◆ **Structured figure records**:
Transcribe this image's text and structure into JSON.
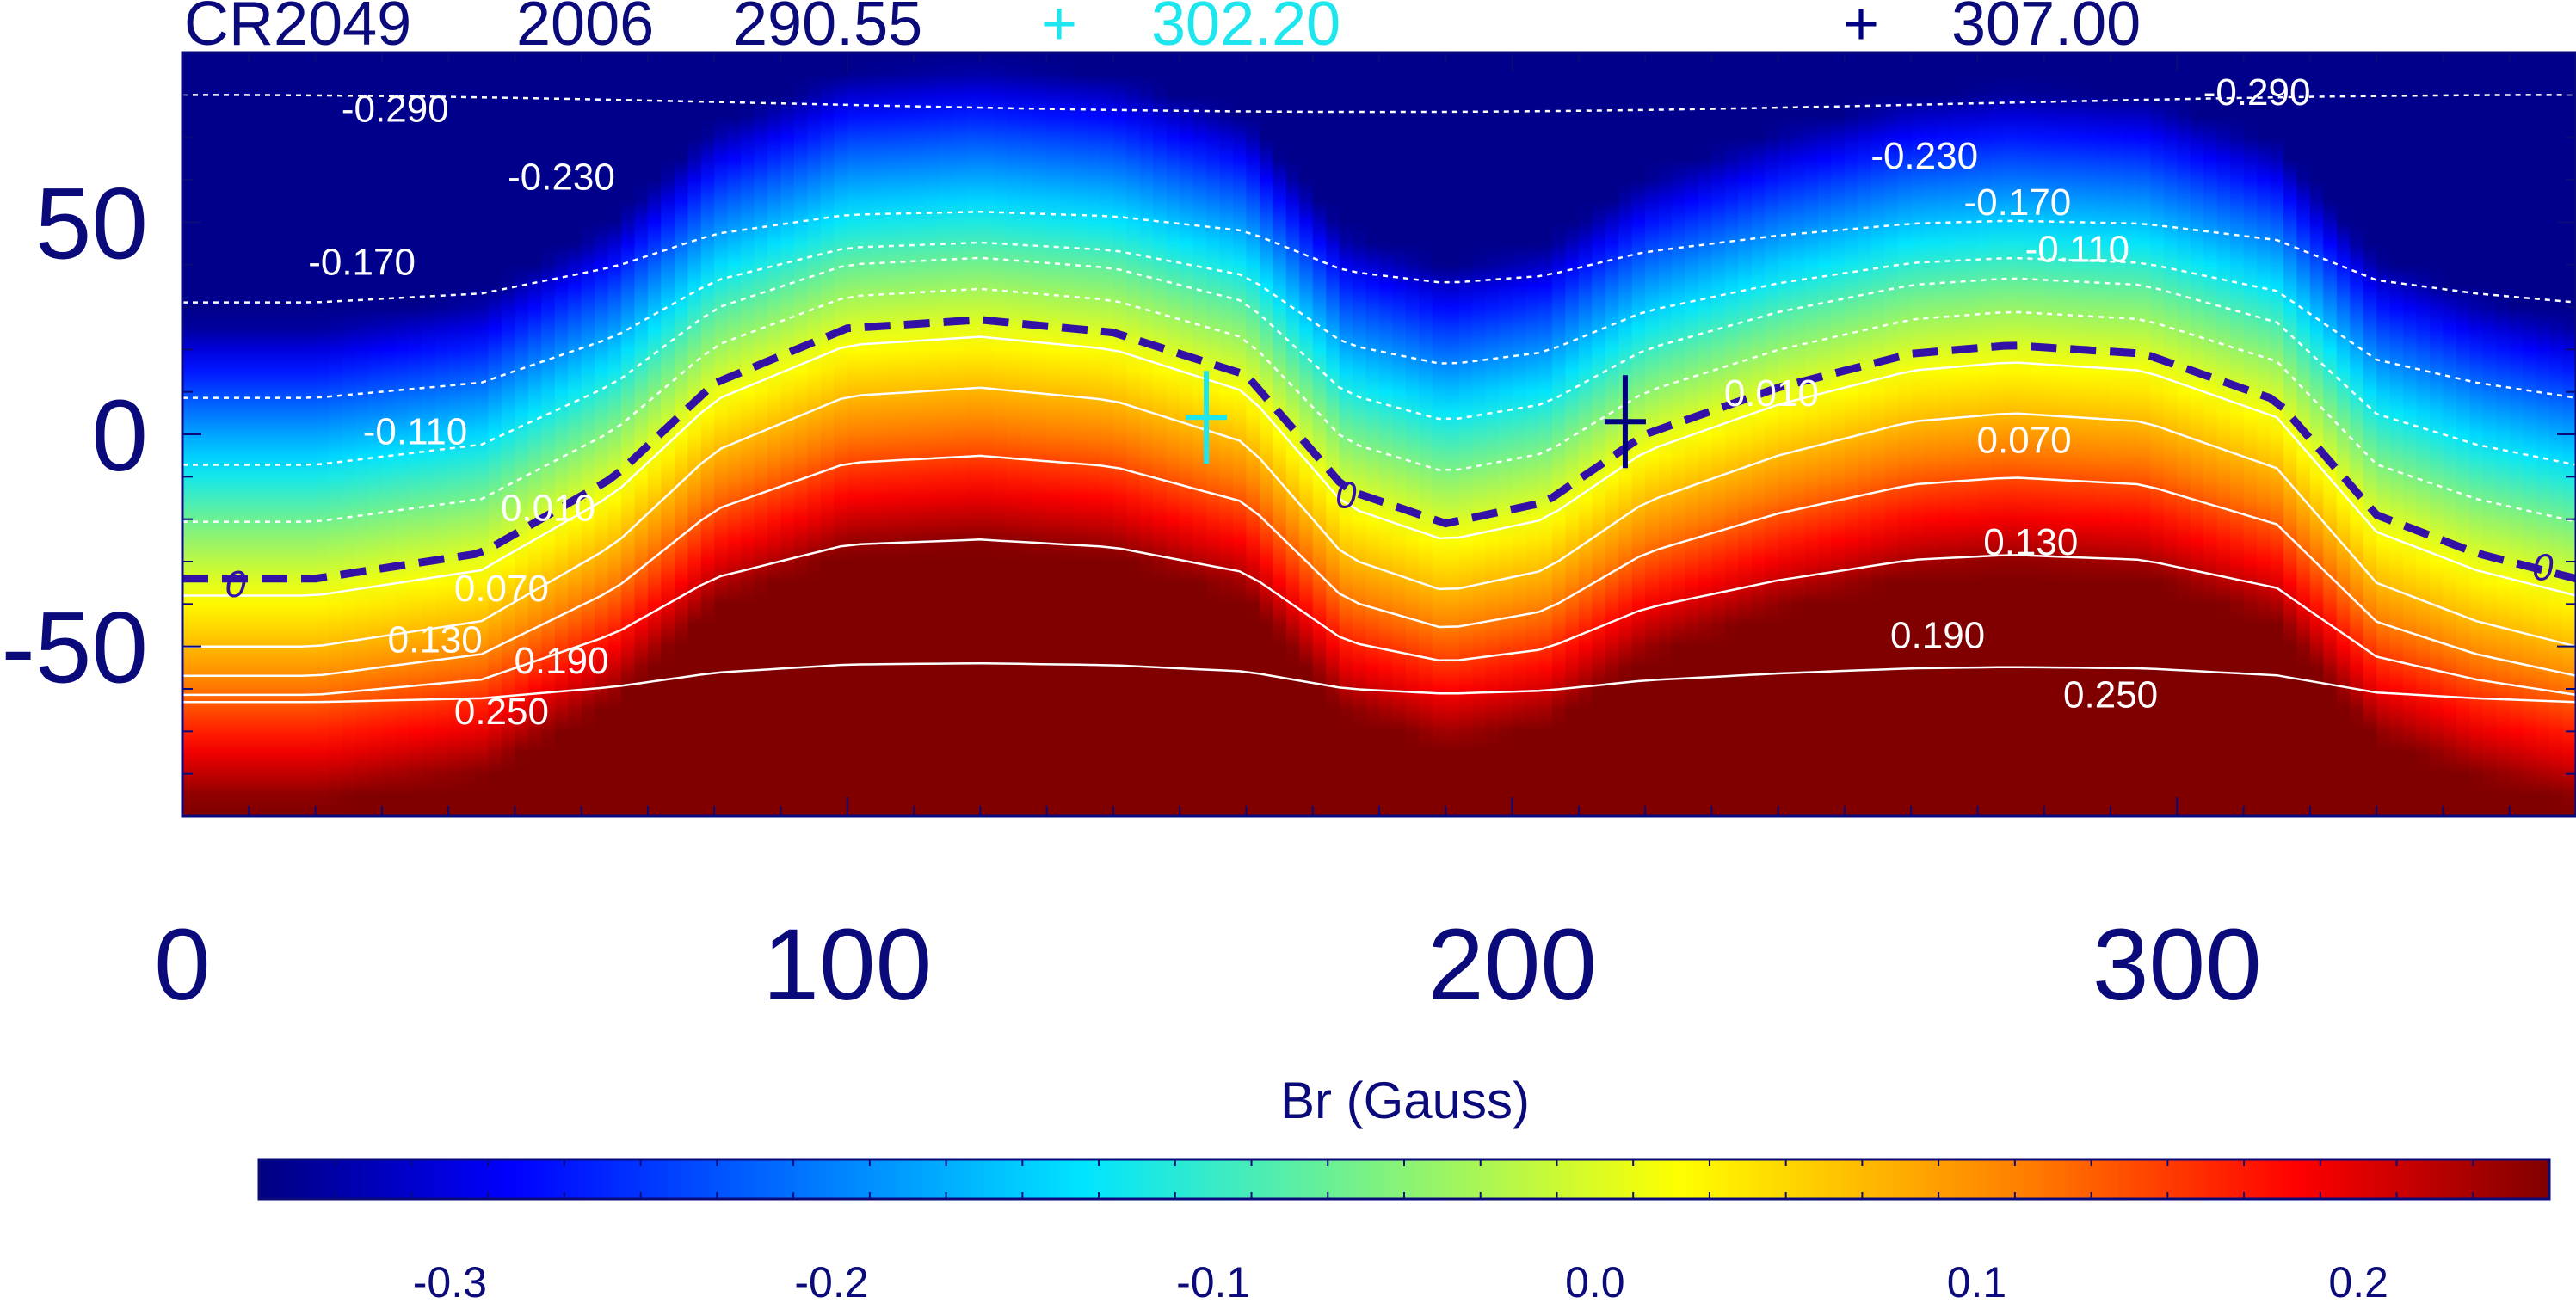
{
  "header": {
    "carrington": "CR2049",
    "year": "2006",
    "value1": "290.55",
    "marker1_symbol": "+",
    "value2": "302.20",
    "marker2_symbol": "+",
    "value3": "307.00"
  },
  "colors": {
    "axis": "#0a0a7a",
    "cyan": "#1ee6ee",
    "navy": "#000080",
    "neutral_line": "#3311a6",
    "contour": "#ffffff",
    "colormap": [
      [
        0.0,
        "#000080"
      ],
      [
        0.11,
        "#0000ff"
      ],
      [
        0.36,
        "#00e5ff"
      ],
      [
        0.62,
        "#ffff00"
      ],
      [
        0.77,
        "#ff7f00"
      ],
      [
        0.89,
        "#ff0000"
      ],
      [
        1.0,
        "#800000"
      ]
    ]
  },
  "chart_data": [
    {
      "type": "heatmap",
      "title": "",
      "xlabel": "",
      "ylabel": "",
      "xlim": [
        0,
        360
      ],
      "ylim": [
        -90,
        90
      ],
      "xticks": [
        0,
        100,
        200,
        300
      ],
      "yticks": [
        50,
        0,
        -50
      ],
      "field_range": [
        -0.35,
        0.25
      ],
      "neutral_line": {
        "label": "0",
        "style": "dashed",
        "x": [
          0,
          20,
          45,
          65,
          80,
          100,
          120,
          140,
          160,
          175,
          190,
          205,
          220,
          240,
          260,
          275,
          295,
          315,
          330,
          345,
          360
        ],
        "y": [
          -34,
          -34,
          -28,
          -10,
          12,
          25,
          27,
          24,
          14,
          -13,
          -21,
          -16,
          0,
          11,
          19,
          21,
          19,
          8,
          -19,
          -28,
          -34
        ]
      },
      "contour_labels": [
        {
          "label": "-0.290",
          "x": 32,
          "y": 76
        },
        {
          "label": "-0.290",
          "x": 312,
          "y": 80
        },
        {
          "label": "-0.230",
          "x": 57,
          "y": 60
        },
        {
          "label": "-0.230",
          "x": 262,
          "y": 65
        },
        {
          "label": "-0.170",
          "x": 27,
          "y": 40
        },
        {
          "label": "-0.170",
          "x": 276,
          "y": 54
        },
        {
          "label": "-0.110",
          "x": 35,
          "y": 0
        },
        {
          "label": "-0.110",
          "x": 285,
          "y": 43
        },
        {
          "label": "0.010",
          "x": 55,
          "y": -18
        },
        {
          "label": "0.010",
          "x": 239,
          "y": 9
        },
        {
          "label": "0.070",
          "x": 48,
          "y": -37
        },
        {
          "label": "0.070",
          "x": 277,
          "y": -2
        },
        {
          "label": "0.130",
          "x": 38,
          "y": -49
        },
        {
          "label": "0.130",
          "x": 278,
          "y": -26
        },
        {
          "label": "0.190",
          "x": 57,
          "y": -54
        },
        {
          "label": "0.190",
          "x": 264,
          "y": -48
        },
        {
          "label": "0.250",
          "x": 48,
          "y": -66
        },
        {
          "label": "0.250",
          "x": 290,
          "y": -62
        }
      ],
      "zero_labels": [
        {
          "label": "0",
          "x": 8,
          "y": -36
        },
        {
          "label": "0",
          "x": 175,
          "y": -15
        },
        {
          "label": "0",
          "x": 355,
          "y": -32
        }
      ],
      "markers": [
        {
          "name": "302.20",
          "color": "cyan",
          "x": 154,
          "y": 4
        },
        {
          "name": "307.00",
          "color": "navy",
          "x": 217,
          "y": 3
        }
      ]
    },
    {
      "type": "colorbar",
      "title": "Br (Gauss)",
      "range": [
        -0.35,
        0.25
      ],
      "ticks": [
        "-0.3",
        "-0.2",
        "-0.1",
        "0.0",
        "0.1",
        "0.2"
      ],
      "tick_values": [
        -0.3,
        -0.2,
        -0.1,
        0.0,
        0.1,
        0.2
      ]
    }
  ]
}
--
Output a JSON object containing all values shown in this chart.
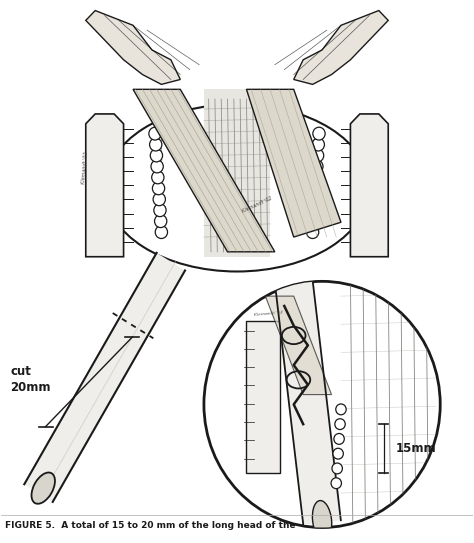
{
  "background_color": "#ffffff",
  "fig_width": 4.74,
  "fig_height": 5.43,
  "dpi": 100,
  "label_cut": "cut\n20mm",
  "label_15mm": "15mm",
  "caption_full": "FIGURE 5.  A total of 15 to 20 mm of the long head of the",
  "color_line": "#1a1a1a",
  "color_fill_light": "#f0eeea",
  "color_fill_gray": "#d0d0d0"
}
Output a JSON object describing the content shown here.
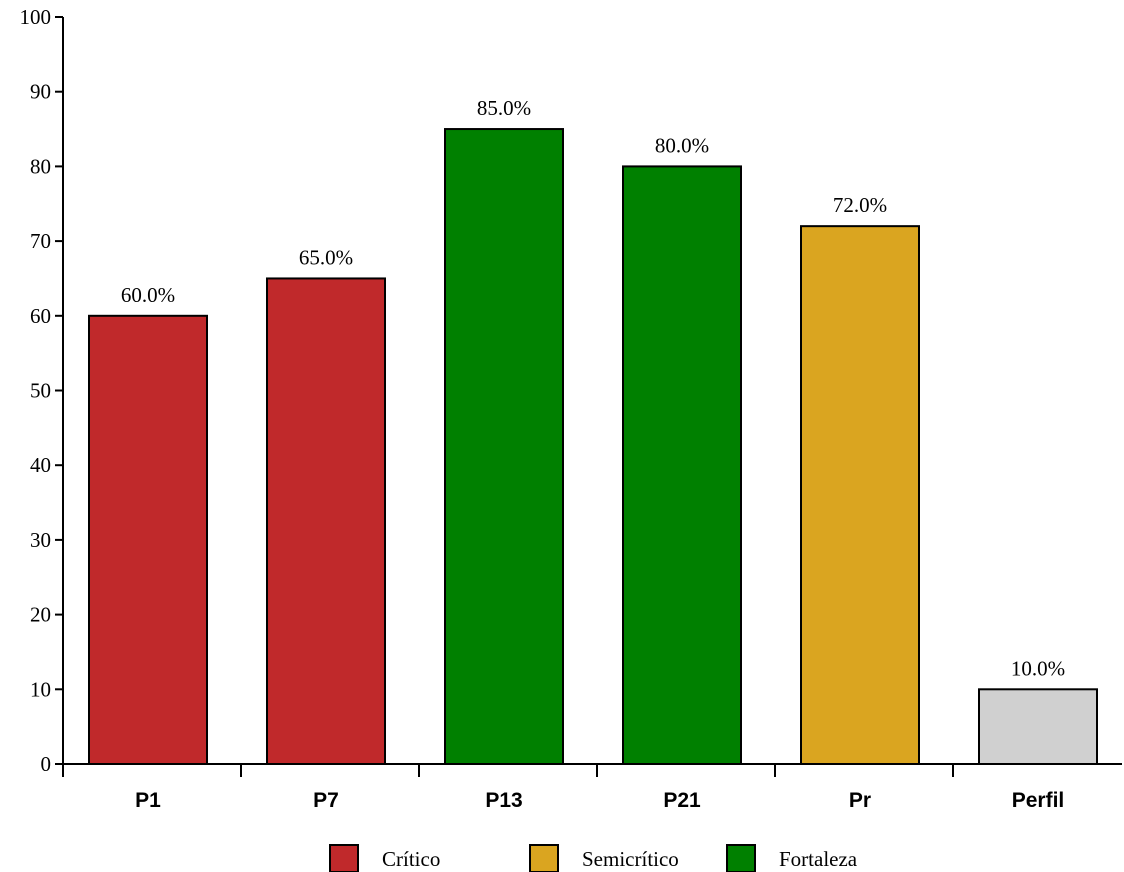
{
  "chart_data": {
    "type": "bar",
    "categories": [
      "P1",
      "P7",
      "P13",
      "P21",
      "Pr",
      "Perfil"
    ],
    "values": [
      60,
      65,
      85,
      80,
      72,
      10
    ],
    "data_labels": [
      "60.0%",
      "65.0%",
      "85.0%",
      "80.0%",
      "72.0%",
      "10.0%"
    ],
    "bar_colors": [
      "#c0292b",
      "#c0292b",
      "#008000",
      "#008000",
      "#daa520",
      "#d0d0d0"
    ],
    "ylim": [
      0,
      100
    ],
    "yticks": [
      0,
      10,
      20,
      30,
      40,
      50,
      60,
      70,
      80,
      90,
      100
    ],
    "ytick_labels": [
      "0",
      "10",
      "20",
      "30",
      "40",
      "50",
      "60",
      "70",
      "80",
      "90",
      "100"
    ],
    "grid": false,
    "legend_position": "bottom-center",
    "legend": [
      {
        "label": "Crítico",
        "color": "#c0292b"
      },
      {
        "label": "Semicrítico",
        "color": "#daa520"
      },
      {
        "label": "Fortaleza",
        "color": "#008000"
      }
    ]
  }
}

◆ **STATED EXERCISE**:
Read the data above and pull out each line that holds the string "type".

◆ **WRITTEN REPLY**:
      "type": "heatmap",
      "type": "colorbar",
    "type": "bar",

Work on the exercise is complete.